_Given request_
Where a line holds "decimals", copy it.

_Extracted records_
+ + +

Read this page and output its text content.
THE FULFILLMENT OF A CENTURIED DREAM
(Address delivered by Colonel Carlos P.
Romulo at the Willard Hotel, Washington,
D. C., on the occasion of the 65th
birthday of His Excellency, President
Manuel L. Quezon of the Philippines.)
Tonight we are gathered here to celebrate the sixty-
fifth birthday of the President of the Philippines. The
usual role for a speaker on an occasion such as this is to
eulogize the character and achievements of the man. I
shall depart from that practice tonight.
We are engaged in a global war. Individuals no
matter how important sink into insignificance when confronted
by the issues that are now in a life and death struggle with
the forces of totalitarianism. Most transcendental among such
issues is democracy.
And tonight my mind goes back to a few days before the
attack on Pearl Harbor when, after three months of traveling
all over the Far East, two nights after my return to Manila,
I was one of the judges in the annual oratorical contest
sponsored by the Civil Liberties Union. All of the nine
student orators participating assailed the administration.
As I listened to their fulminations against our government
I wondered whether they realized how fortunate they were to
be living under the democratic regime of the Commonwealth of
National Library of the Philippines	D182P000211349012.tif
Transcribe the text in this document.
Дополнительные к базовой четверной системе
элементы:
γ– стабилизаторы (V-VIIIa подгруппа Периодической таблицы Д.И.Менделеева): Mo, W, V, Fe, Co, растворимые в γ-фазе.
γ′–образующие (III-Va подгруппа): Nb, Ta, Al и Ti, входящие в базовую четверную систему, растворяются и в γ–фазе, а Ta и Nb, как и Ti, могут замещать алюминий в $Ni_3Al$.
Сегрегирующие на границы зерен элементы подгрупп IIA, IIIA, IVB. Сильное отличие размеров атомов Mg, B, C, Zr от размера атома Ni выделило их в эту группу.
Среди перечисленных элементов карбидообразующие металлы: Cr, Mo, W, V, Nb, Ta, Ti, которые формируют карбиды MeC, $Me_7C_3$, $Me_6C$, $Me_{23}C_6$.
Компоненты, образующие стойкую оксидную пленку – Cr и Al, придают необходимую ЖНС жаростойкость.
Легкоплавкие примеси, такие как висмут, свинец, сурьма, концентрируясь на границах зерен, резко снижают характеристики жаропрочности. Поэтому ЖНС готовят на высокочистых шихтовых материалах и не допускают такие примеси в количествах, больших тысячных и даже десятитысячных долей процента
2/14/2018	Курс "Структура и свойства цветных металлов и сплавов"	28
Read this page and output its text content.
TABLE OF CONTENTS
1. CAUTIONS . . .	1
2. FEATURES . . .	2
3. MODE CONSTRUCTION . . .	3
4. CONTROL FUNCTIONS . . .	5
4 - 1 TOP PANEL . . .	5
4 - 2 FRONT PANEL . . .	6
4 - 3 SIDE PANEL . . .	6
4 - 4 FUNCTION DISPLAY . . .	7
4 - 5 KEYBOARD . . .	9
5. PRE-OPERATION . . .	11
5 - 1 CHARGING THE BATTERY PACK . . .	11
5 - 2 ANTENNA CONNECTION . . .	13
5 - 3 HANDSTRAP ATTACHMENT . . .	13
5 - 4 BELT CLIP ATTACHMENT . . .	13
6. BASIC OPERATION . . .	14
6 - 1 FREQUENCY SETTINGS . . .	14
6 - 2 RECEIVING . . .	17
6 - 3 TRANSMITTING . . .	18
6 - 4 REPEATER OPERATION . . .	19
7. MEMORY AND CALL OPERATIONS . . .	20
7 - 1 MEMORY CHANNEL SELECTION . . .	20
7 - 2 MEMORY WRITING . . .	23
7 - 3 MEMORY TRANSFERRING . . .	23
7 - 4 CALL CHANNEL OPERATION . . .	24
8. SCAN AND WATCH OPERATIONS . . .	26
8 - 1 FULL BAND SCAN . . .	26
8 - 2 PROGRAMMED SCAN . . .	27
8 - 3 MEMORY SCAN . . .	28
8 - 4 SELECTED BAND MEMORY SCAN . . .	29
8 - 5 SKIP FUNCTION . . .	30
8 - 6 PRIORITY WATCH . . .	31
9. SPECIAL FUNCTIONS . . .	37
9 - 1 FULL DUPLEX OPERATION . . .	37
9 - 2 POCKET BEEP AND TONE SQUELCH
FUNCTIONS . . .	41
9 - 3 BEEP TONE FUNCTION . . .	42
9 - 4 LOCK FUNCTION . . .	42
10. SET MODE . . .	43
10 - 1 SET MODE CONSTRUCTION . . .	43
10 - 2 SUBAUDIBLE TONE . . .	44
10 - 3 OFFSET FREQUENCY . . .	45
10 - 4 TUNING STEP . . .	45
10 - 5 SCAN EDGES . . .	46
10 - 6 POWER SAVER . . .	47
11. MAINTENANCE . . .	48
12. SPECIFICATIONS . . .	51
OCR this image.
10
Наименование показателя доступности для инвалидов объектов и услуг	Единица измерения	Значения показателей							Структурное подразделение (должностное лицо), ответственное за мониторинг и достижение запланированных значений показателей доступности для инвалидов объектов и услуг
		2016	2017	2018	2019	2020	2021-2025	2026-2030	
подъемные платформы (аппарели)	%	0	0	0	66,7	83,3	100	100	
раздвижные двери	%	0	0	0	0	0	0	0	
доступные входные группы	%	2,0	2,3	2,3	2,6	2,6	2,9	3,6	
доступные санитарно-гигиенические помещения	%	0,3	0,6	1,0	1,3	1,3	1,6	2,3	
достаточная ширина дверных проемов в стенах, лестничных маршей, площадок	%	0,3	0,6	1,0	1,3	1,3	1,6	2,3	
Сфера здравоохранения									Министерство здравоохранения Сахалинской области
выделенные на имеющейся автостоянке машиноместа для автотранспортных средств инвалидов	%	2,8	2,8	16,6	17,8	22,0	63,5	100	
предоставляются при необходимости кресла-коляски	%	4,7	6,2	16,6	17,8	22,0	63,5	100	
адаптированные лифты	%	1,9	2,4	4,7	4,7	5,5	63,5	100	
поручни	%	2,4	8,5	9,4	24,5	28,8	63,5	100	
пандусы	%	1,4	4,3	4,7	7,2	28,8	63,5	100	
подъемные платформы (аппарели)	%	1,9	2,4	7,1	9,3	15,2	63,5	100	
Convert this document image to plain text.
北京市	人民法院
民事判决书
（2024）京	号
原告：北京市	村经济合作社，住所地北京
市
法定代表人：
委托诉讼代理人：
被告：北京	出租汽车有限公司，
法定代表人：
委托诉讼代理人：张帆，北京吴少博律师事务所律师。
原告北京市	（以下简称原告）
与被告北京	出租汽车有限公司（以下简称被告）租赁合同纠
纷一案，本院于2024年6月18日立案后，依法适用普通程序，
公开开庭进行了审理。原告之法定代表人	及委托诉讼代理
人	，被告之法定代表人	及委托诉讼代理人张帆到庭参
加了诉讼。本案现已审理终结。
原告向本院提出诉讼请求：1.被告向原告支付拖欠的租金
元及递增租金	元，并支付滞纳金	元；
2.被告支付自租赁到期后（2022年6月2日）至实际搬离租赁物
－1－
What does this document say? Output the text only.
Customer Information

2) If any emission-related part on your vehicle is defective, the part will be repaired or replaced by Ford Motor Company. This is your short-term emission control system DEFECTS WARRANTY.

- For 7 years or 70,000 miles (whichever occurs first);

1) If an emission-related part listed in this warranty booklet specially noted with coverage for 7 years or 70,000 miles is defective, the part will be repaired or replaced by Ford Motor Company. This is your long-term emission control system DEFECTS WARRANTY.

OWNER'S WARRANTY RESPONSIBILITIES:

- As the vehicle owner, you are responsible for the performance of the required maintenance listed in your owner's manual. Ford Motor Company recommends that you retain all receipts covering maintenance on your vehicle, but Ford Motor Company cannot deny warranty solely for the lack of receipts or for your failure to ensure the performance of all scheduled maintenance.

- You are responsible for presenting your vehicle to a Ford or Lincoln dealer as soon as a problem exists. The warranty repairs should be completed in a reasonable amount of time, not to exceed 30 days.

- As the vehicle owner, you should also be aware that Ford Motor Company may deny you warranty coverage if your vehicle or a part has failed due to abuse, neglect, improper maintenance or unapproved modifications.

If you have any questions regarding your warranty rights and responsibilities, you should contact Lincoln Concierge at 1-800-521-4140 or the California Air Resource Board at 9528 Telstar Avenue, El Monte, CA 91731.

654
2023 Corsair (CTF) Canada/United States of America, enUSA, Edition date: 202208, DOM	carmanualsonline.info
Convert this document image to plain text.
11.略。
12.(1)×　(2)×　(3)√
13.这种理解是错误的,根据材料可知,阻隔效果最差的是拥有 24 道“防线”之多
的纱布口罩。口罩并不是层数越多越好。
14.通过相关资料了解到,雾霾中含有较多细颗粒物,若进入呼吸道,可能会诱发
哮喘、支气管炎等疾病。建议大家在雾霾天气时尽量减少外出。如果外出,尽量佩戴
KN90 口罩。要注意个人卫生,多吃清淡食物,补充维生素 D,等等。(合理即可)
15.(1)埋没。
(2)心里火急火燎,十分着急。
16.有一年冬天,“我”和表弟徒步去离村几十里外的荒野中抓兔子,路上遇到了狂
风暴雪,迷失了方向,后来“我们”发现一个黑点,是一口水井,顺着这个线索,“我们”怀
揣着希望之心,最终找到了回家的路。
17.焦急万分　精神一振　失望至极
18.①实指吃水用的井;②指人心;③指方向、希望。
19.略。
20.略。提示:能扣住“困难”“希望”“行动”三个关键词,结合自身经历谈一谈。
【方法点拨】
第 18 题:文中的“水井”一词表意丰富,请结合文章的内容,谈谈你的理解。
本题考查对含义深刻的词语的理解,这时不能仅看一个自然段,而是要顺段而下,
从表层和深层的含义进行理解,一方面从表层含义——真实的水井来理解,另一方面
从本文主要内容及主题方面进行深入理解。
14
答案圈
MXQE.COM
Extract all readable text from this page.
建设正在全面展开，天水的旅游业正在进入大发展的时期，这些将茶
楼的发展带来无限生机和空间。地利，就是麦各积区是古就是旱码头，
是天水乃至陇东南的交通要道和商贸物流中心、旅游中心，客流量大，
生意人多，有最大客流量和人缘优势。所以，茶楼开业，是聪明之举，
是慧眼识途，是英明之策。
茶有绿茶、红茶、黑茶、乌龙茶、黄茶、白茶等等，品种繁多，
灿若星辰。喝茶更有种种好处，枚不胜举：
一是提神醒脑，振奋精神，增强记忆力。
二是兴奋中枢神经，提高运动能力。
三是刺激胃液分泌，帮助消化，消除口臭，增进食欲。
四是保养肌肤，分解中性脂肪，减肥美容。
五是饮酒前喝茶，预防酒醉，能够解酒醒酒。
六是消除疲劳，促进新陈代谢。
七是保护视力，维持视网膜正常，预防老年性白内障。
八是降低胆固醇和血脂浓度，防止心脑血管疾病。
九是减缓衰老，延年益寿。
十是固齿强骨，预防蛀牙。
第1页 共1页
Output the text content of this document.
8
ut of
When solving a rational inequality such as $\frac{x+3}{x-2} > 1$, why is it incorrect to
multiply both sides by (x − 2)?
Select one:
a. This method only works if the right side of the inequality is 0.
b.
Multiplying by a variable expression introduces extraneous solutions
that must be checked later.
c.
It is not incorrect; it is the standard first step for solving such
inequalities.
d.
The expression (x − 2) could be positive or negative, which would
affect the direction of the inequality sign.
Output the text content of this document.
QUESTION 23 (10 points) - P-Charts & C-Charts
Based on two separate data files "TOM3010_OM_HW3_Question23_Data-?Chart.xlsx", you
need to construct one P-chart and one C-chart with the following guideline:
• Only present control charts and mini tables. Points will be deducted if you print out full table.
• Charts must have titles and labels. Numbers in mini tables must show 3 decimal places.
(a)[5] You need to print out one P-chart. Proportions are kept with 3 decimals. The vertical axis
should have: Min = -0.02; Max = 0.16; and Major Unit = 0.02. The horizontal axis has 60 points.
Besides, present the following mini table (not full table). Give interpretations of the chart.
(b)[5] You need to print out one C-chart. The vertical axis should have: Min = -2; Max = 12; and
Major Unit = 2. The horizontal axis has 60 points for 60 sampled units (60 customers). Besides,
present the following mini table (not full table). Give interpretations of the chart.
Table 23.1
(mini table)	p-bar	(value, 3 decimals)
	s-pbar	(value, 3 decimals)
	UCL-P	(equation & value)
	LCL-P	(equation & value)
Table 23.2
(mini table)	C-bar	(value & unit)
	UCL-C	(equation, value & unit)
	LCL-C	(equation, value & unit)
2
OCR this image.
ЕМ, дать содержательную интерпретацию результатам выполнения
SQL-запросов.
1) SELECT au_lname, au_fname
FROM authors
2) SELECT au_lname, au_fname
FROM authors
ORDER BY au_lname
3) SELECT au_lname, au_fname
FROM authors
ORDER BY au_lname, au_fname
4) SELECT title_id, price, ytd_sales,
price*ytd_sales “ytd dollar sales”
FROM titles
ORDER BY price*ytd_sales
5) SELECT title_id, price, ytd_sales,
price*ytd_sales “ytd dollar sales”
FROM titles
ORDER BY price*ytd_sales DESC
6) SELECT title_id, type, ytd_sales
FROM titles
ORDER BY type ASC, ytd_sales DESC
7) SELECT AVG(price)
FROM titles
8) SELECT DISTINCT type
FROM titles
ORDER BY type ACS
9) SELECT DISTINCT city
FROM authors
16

+ + +

_Expected output_
(a)[5] You need to print out one P-chart. Proportions are kept with 3 decimals. The vertical axis
(mini table)	p-bar	(value, 3 decimals)
	s-pbar	(value, 3 decimals)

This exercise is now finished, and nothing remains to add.